- SET PROBLEM
Keep the pictures out of the copy and repeat the records exactly.

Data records
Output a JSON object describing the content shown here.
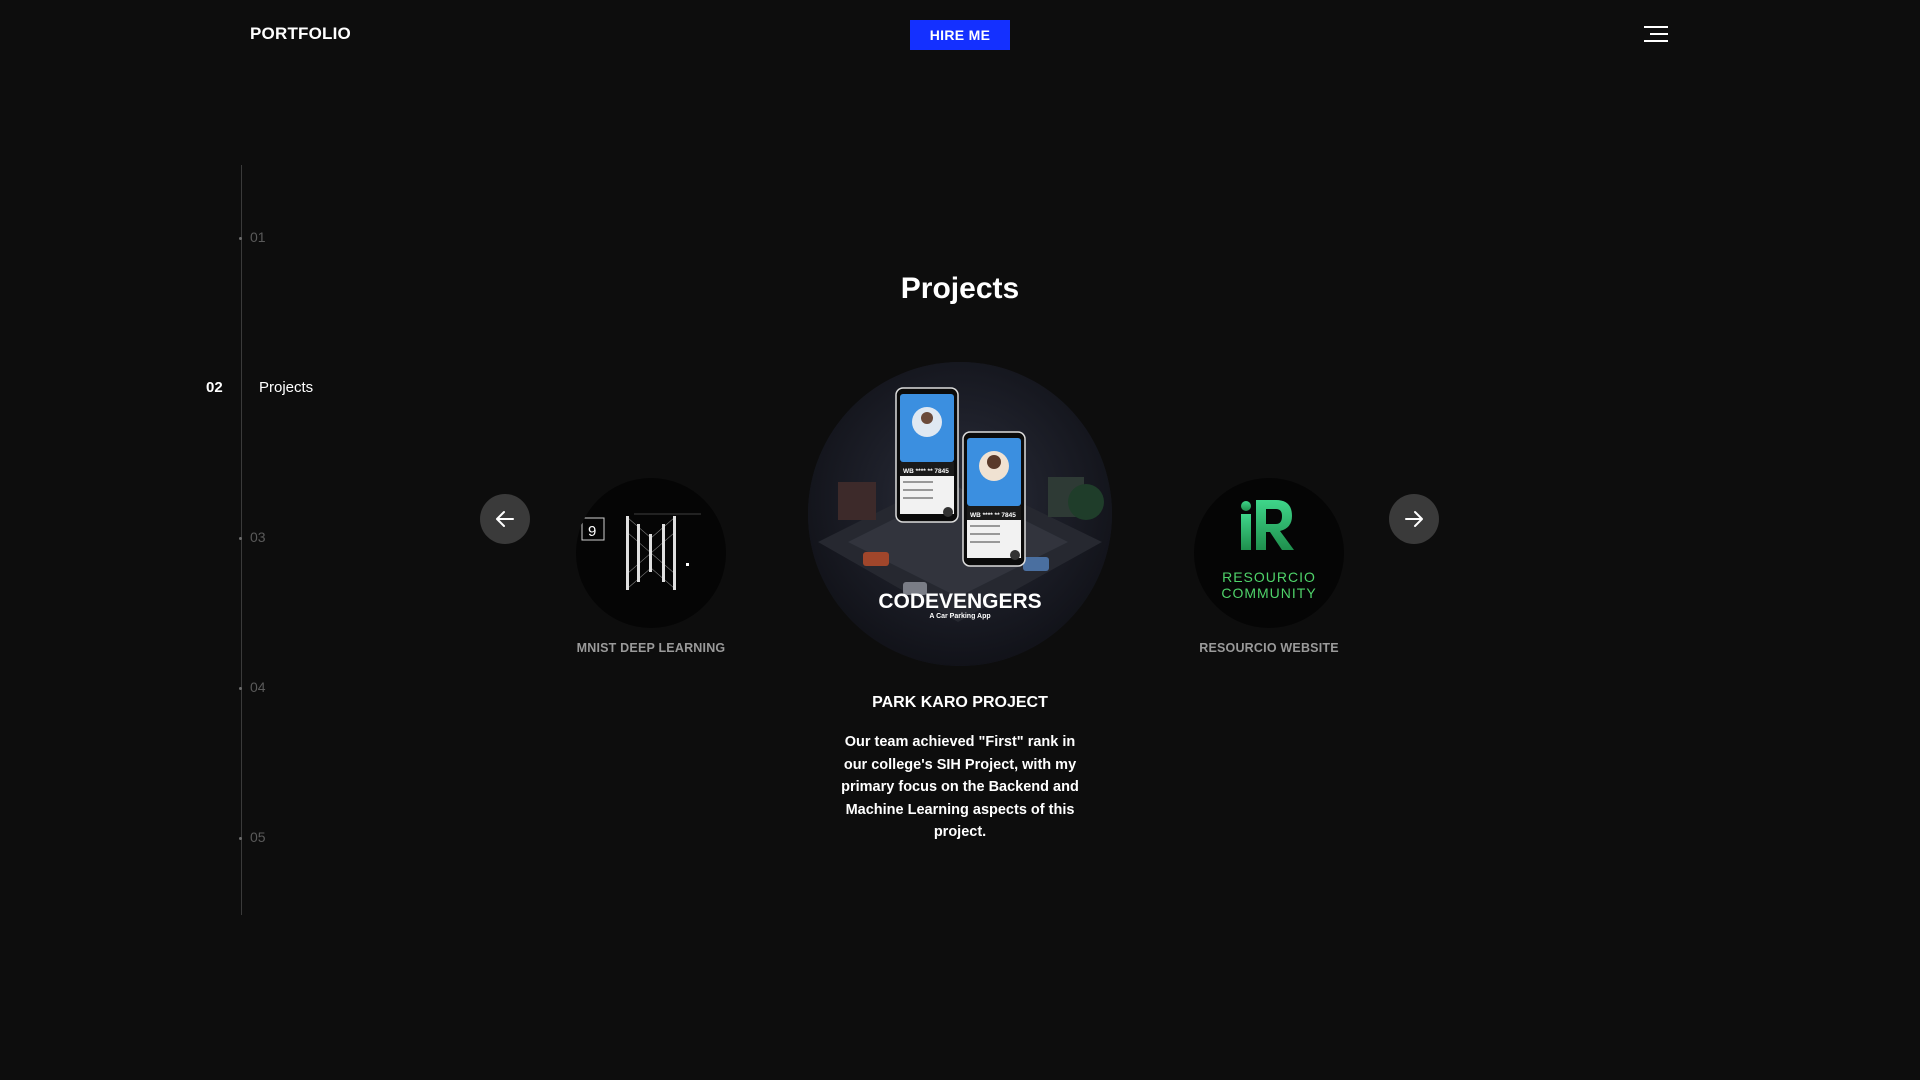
{
  "header": {
    "logo": "PORTFOLIO",
    "hire_label": "HIRE ME",
    "menu_icon": "hamburger-menu-icon"
  },
  "side_nav": {
    "items": [
      {
        "num": "01",
        "label": ""
      },
      {
        "num": "02",
        "label": "Projects",
        "active": true
      },
      {
        "num": "03",
        "label": ""
      },
      {
        "num": "04",
        "label": ""
      },
      {
        "num": "05",
        "label": ""
      }
    ]
  },
  "section": {
    "title": "Projects"
  },
  "carousel": {
    "prev_icon": "arrow-left-icon",
    "next_icon": "arrow-right-icon",
    "left_project": {
      "caption": "MNIST DEEP LEARNING",
      "thumb_digit": "9"
    },
    "center_project": {
      "title": "PARK KARO PROJECT",
      "image_brand": "CODEVENGERS",
      "image_tagline": "A Car Parking App",
      "phone_card_number": "WB **** ** 7845",
      "description": "Our team achieved \"First\" rank in our college's SIH Project, with my primary focus on the Backend and Machine Learning aspects of this project."
    },
    "right_project": {
      "caption": "RESOURCIO WEBSITE",
      "logo_line1": "RESOURCIO",
      "logo_line2": "COMMUNITY"
    }
  },
  "colors": {
    "background": "#0d0d0d",
    "accent": "#1430ff",
    "resourcio_green": "#4fd36a"
  }
}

- TASK ANSWER
Output a JSON object describing the content shown here.
{
  "header": {
    "logo": "PORTFOLIO",
    "hire_label": "HIRE ME",
    "menu_icon": "hamburger-menu-icon"
  },
  "side_nav": {
    "items": [
      {
        "num": "01",
        "label": ""
      },
      {
        "num": "02",
        "label": "Projects",
        "active": true
      },
      {
        "num": "03",
        "label": ""
      },
      {
        "num": "04",
        "label": ""
      },
      {
        "num": "05",
        "label": ""
      }
    ]
  },
  "section": {
    "title": "Projects"
  },
  "carousel": {
    "prev_icon": "arrow-left-icon",
    "next_icon": "arrow-right-icon",
    "left_project": {
      "caption": "MNIST DEEP LEARNING",
      "thumb_digit": "9"
    },
    "center_project": {
      "title": "PARK KARO PROJECT",
      "image_brand": "CODEVENGERS",
      "image_tagline": "A Car Parking App",
      "phone_card_number": "WB **** ** 7845",
      "description": "Our team achieved \"First\" rank in our college's SIH Project, with my primary focus on the Backend and Machine Learning aspects of this project."
    },
    "right_project": {
      "caption": "RESOURCIO WEBSITE",
      "logo_line1": "RESOURCIO",
      "logo_line2": "COMMUNITY"
    }
  },
  "colors": {
    "background": "#0d0d0d",
    "accent": "#1430ff",
    "resourcio_green": "#4fd36a"
  }
}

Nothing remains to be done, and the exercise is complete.